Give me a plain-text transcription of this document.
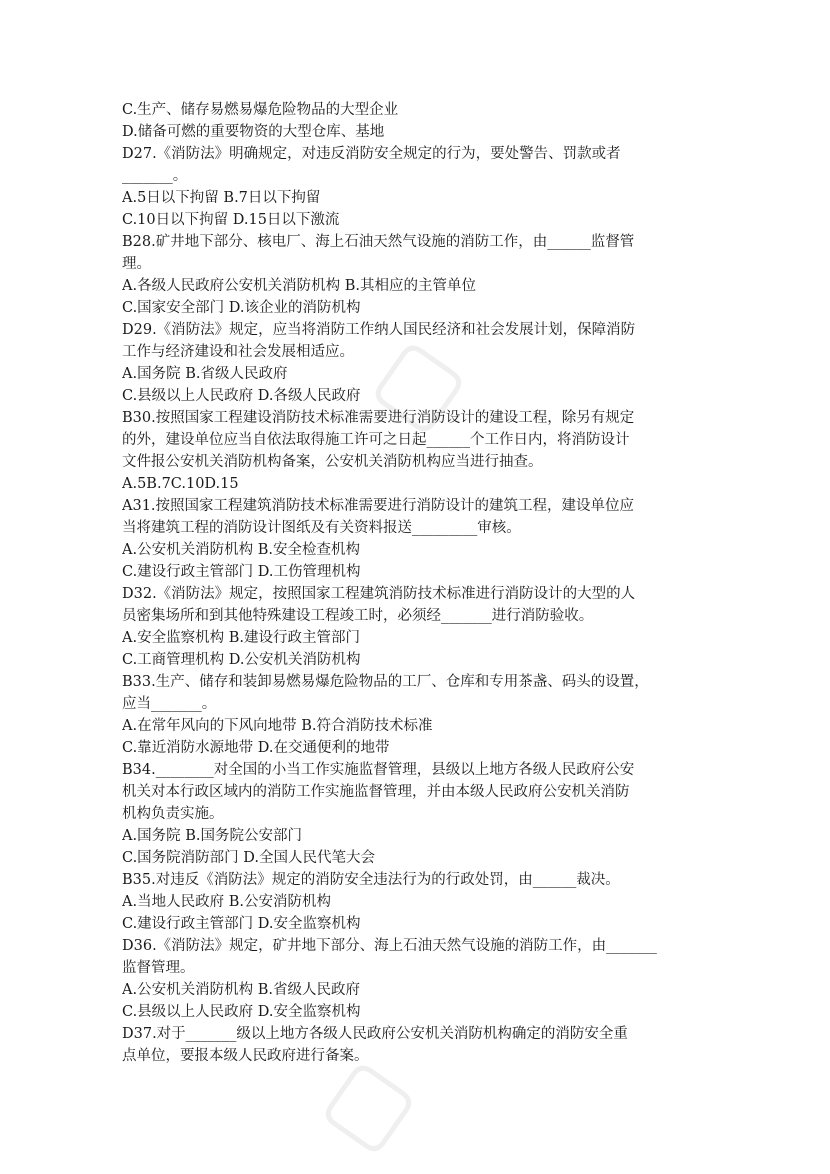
▢
▢
C.生产、储存易燃易爆危险物品的大型企业
D.储备可燃的重要物资的大型仓库、基地
D27.《消防法》明确规定，对违反消防安全规定的行为，要处警告、罚款或者
_______。
A.5日以下拘留 B.7日以下拘留
C.10日以下拘留 D.15日以下激流
B28.矿井地下部分、核电厂、海上石油天然气设施的消防工作，由______监督管
理。
A.各级人民政府公安机关消防机构 B.其相应的主管单位
C.国家安全部门 D.该企业的消防机构
D29.《消防法》规定，应当将消防工作纳人国民经济和社会发展计划，保障消防
工作与经济建设和社会发展相适应。
A.国务院 B.省级人民政府
C.县级以上人民政府 D.各级人民政府
B30.按照国家工程建设消防技术标准需要进行消防设计的建设工程，除另有规定
的外，建设单位应当自依法取得施工许可之日起______个工作日内，将消防设计
文件报公安机关消防机构备案，公安机关消防机构应当进行抽查。
A.5B.7C.10D.15
A31.按照国家工程建筑消防技术标准需要进行消防设计的建筑工程，建设单位应
当将建筑工程的消防设计图纸及有关资料报送_________审核。
A.公安机关消防机构 B.安全检查机构
C.建设行政主管部门 D.工伤管理机构
D32.《消防法》规定，按照国家工程建筑消防技术标准进行消防设计的大型的人
员密集场所和到其他特殊建设工程竣工时，必须经_______进行消防验收。
A.安全监察机构 B.建设行政主管部门
C.工商管理机构 D.公安机关消防机构
B33.生产、储存和装卸易燃易爆危险物品的工厂、仓库和专用茶盏、码头的设置，
应当_______。
A.在常年风向的下风向地带 B.符合消防技术标准
C.靠近消防水源地带 D.在交通便利的地带
B34.________对全国的小当工作实施监督管理，县级以上地方各级人民政府公安
机关对本行政区域内的消防工作实施监督管理，并由本级人民政府公安机关消防
机构负责实施。
A.国务院 B.国务院公安部门
C.国务院消防部门 D.全国人民代笔大会
B35.对违反《消防法》规定的消防安全违法行为的行政处罚，由______裁决。
A.当地人民政府 B.公安消防机构
C.建设行政主管部门 D.安全监察机构
D36.《消防法》规定，矿井地下部分、海上石油天然气设施的消防工作，由_______
监督管理。
A.公安机关消防机构 B.省级人民政府
C.县级以上人民政府 D.安全监察机构
D37.对于_______级以上地方各级人民政府公安机关消防机构确定的消防安全重
点单位，要报本级人民政府进行备案。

·····

> What this task involves: Of the lines above, how many include the word "建设行政主管部门"? Reply with the number alone.

> Exercise solution: 3